** START **

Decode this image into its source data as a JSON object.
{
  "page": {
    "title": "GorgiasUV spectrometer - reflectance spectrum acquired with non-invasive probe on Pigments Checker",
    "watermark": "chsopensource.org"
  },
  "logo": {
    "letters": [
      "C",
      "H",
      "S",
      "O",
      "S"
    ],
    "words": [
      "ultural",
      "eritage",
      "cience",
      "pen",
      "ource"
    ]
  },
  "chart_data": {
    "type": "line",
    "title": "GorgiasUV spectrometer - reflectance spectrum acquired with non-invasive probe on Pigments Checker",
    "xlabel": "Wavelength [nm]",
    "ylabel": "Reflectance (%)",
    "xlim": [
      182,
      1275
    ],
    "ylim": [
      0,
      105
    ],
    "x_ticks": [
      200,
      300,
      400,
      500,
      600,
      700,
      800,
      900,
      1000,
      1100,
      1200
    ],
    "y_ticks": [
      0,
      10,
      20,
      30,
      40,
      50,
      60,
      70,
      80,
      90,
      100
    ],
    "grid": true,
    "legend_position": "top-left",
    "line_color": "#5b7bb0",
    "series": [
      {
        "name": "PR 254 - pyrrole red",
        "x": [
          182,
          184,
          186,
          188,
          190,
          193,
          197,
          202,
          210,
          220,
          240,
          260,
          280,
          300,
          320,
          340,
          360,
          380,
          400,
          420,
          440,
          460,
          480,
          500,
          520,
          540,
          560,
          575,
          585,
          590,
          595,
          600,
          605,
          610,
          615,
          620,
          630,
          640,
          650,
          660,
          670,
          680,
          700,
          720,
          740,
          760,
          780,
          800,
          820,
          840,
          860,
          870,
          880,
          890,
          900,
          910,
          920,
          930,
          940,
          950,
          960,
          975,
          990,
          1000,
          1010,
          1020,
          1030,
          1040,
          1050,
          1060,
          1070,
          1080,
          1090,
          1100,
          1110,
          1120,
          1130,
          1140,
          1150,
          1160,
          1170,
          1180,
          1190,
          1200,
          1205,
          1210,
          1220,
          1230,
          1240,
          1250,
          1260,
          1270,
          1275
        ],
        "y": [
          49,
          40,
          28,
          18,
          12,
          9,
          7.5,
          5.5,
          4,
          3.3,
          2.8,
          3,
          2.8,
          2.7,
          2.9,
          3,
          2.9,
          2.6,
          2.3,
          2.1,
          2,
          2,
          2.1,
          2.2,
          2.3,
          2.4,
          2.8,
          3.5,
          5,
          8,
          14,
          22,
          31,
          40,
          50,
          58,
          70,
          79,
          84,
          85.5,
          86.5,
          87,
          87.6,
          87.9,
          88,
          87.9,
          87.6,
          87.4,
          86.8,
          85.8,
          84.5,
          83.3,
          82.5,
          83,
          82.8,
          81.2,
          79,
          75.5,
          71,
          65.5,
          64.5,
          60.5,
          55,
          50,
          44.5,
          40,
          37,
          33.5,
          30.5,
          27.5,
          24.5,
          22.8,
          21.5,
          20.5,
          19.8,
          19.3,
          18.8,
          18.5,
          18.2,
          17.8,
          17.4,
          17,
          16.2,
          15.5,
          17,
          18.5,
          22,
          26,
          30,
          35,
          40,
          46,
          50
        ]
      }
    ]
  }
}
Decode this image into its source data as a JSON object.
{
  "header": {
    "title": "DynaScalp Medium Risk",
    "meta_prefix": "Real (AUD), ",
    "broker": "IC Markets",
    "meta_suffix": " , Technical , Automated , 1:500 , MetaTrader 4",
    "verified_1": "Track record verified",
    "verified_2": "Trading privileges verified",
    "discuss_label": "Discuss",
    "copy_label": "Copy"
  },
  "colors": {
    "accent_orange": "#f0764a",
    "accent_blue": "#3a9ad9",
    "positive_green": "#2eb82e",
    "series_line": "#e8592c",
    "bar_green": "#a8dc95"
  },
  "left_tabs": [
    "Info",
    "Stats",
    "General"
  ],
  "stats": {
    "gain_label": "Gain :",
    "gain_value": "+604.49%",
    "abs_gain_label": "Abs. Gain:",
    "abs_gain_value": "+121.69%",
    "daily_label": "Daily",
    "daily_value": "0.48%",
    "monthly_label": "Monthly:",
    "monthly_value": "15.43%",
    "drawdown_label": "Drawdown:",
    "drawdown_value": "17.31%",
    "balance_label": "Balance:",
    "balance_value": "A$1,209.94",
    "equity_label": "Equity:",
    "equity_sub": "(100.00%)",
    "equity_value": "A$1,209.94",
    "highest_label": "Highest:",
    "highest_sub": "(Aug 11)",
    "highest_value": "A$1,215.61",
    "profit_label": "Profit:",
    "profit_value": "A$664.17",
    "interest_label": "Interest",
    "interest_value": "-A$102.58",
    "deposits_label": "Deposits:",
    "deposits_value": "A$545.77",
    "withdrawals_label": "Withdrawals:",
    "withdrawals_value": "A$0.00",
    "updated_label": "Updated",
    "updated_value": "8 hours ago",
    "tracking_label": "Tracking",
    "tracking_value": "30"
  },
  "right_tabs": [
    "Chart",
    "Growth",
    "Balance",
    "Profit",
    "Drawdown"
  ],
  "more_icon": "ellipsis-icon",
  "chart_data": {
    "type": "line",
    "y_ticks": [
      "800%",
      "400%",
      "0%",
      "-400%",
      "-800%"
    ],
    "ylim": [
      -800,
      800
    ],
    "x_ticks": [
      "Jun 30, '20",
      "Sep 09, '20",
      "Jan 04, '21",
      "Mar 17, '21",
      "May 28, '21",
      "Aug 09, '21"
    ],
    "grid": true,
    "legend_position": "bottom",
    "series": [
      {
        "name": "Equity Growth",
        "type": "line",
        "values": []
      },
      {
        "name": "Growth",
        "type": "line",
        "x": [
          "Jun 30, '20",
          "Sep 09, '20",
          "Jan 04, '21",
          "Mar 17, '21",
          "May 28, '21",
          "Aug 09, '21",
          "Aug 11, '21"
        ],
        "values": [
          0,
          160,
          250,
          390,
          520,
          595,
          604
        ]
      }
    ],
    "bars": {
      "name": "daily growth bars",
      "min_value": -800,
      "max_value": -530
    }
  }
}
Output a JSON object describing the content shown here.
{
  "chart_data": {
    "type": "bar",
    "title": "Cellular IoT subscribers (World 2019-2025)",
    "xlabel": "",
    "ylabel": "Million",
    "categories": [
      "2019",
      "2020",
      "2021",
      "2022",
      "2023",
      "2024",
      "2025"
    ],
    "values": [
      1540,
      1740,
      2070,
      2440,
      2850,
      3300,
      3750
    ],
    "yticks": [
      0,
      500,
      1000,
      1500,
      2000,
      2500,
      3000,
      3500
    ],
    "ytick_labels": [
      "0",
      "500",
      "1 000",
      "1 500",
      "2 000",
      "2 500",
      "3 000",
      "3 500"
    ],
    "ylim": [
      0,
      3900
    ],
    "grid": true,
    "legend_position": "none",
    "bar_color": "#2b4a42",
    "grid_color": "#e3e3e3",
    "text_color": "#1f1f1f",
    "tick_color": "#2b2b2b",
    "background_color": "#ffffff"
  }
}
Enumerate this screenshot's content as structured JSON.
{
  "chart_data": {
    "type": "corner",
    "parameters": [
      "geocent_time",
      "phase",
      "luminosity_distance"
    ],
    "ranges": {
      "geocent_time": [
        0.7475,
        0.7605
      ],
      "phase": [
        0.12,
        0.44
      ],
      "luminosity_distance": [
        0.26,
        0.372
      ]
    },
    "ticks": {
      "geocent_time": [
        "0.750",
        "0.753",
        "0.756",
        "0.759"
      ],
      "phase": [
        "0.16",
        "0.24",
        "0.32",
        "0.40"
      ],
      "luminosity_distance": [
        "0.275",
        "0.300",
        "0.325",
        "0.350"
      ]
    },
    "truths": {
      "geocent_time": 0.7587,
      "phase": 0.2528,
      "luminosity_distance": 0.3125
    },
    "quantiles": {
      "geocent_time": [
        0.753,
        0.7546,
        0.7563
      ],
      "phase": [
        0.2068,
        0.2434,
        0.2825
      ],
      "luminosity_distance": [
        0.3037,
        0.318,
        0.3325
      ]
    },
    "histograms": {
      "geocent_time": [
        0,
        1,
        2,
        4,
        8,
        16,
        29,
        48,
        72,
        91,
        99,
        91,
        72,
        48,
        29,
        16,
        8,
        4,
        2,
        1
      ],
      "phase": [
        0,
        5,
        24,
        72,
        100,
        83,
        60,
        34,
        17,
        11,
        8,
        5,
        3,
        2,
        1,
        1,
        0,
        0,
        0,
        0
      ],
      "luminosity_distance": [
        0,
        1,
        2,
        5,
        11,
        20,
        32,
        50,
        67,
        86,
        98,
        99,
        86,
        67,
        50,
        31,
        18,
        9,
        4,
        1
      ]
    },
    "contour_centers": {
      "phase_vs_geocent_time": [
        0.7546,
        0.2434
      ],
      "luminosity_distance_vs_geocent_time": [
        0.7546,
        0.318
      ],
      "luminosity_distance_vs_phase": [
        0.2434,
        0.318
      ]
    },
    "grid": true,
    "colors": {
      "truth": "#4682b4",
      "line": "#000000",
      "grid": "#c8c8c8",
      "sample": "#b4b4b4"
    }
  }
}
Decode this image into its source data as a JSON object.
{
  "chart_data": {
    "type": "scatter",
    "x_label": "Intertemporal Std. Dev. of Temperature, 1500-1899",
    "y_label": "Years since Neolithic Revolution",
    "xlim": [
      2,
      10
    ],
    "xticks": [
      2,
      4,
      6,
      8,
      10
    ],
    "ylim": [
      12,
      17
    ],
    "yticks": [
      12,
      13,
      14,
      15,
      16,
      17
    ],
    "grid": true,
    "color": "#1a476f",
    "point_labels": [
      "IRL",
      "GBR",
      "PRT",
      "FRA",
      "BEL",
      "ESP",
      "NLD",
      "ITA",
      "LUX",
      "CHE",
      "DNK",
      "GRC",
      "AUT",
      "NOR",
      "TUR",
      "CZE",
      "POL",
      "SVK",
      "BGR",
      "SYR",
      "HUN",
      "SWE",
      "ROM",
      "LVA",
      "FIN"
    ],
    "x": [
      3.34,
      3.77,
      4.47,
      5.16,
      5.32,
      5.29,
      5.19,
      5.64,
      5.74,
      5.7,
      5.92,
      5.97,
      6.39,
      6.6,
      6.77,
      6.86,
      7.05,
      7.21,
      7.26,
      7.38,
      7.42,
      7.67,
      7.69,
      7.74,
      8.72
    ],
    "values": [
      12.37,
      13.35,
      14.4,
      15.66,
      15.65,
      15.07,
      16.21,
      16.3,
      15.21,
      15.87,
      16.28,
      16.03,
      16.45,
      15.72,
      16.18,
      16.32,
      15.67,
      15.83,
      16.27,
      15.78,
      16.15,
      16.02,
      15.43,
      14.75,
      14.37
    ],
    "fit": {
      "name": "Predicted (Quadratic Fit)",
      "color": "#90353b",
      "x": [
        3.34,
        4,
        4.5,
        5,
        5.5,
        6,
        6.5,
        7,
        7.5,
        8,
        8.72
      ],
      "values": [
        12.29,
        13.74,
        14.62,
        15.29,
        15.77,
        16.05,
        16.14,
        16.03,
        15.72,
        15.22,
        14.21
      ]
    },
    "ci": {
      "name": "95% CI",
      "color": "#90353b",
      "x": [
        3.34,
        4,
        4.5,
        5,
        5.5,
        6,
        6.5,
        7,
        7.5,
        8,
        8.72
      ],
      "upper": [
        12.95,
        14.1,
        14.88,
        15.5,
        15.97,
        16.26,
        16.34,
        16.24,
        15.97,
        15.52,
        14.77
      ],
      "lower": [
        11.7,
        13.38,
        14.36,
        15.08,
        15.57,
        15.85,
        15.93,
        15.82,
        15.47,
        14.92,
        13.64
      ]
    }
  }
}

** END **

Given problem
Select every line above that contains the word "name", and copy it.

Problem solution
        "name": "PR 254 - pyrrole red",
        "name": "Equity Growth",
        "name": "Growth",
      "name": "daily growth bars",
      "name": "Predicted (Quadratic Fit)",
      "name": "95% CI",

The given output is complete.